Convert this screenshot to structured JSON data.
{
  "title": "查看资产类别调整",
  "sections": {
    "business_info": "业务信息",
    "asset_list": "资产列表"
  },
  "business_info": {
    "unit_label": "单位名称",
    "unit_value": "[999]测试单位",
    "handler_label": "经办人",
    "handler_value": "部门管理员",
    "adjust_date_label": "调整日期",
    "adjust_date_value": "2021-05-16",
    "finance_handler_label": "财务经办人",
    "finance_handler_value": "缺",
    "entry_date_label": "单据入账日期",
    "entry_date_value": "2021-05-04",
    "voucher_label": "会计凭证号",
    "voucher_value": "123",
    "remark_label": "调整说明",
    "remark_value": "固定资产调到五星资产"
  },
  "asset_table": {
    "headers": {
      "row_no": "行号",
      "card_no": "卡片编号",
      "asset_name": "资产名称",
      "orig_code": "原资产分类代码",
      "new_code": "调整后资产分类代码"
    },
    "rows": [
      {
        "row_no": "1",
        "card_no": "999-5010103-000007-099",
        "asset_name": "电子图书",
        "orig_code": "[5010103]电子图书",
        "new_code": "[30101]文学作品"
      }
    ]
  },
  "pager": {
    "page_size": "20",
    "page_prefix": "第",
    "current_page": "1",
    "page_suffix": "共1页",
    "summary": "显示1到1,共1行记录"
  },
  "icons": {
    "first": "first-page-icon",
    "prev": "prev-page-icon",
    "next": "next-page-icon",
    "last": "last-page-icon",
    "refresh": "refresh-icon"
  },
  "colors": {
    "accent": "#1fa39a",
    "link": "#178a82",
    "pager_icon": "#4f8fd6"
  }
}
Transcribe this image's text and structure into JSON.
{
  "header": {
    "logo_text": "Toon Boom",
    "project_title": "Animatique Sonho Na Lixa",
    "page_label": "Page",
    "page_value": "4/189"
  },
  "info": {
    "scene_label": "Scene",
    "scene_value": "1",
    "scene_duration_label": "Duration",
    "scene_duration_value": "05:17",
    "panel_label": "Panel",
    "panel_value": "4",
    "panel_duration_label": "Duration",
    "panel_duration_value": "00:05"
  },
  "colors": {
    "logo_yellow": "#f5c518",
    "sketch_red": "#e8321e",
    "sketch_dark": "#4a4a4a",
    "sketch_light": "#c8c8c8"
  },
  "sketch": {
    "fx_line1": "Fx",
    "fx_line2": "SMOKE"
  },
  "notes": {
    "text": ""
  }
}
◇ ◇ ◇ ◇ ◇
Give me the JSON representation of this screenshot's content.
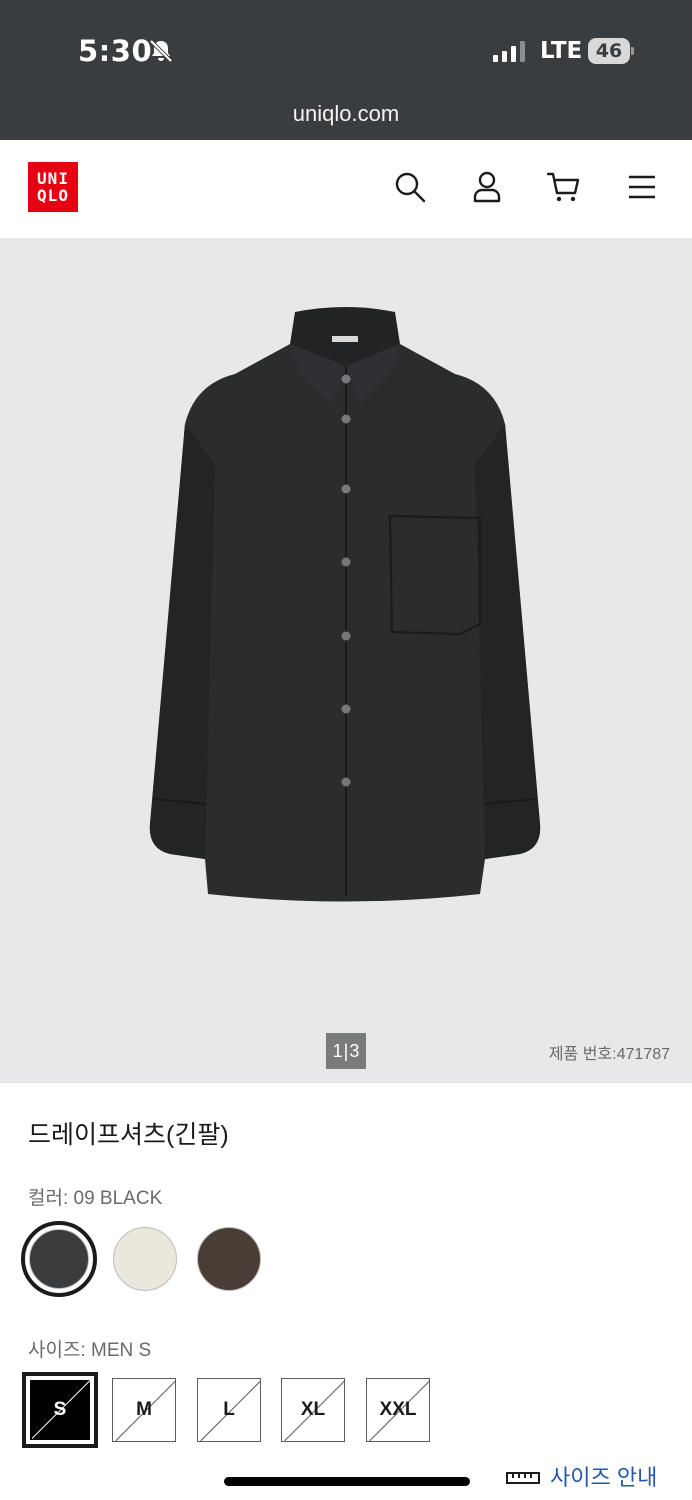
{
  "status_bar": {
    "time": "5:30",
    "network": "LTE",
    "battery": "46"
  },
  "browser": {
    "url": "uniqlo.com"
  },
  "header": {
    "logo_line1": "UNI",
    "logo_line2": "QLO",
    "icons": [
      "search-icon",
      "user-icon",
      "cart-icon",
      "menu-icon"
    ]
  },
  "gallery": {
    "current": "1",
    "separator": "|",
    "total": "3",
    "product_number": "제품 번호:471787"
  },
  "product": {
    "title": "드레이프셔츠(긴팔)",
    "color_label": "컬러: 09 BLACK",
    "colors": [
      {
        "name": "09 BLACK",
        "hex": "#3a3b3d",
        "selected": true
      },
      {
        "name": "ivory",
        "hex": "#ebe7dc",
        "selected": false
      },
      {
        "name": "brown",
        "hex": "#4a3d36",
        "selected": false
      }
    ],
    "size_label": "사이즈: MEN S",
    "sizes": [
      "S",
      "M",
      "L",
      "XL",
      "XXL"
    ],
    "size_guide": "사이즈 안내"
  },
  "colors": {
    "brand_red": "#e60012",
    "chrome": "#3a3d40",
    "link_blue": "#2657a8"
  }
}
◇ ◇ ◇ ◇ ◇
**REQUIRED WORK**
In the records above, collect each line with "this".

**OUTPUT OF THE EXERCISE**
Convert this screenshot to structured JSON data.
Transcribe this image's text and structure into JSON.
Give me the JSON representation of this screenshot's content.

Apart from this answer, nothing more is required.